▶ [Stated exercise]:
Retype the material in full, keeping every word the same.
.....
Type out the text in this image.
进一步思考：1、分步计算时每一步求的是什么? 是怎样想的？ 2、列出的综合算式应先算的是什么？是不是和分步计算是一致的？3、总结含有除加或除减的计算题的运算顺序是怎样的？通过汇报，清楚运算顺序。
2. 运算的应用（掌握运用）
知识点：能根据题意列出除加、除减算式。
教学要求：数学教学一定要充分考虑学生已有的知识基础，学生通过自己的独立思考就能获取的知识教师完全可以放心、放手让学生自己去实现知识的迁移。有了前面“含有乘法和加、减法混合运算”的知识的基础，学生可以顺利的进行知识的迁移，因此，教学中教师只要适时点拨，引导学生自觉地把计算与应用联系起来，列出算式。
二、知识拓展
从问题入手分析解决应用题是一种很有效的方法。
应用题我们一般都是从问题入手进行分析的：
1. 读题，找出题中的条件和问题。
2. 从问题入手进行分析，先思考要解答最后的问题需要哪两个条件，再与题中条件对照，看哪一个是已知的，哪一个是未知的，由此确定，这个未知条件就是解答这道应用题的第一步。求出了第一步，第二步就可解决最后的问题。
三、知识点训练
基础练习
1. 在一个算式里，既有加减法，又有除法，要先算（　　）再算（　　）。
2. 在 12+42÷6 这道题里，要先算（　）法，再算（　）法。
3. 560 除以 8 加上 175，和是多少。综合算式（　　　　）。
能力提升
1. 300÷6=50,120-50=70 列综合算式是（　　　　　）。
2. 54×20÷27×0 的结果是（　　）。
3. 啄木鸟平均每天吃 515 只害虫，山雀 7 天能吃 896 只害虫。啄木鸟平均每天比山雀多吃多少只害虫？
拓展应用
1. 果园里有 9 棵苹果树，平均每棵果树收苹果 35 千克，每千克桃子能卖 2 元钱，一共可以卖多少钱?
.....
▶ [Task solution]:
Type out the text in this image.
进一步思考：1、分步计算时每一步求的是什么? 是怎样想的？ 2、列出的综合算式应先算的是什么？是不是和分步计算是一致的？3、总结含有除加或除减的计算题的运算顺序是怎样的？通过汇报，清楚运算顺序。
2. 运算的应用（掌握运用）
知识点：能根据题意列出除加、除减算式。
教学要求：数学教学一定要充分考虑学生已有的知识基础，学生通过自己的独立思考就能获取的知识教师完全可以放心、放手让学生自己去实现知识的迁移。有了前面“含有乘法和加、减法混合运算”的知识的基础，学生可以顺利的进行知识的迁移，因此，教学中教师只要适时点拨，引导学生自觉地把计算与应用联系起来，列出算式。
二、知识拓展
从问题入手分析解决应用题是一种很有效的方法。
应用题我们一般都是从问题入手进行分析的：
1. 读题，找出题中的条件和问题。
2. 从问题入手进行分析，先思考要解答最后的问题需要哪两个条件，再与题中条件对照，看哪一个是已知的，哪一个是未知的，由此确定，这个未知条件就是解答这道应用题的第一步。求出了第一步，第二步就可解决最后的问题。
三、知识点训练
基础练习
1. 在一个算式里，既有加减法，又有除法，要先算（　　）再算（　　）。
2. 在 12+42÷6 这道题里，要先算（　）法，再算（　）法。
3. 560 除以 8 加上 175，和是多少。综合算式（　　　　）。
能力提升
1. 300÷6=50,120-50=70 列综合算式是（　　　　　）。
2. 54×20÷27×0 的结果是（　　）。
3. 啄木鸟平均每天吃 515 只害虫，山雀 7 天能吃 896 只害虫。啄木鸟平均每天比山雀多吃多少只害虫？
拓展应用
1. 果园里有 9 棵苹果树，平均每棵果树收苹果 35 千克，每千克桃子能卖 2 元钱，一共可以卖多少钱?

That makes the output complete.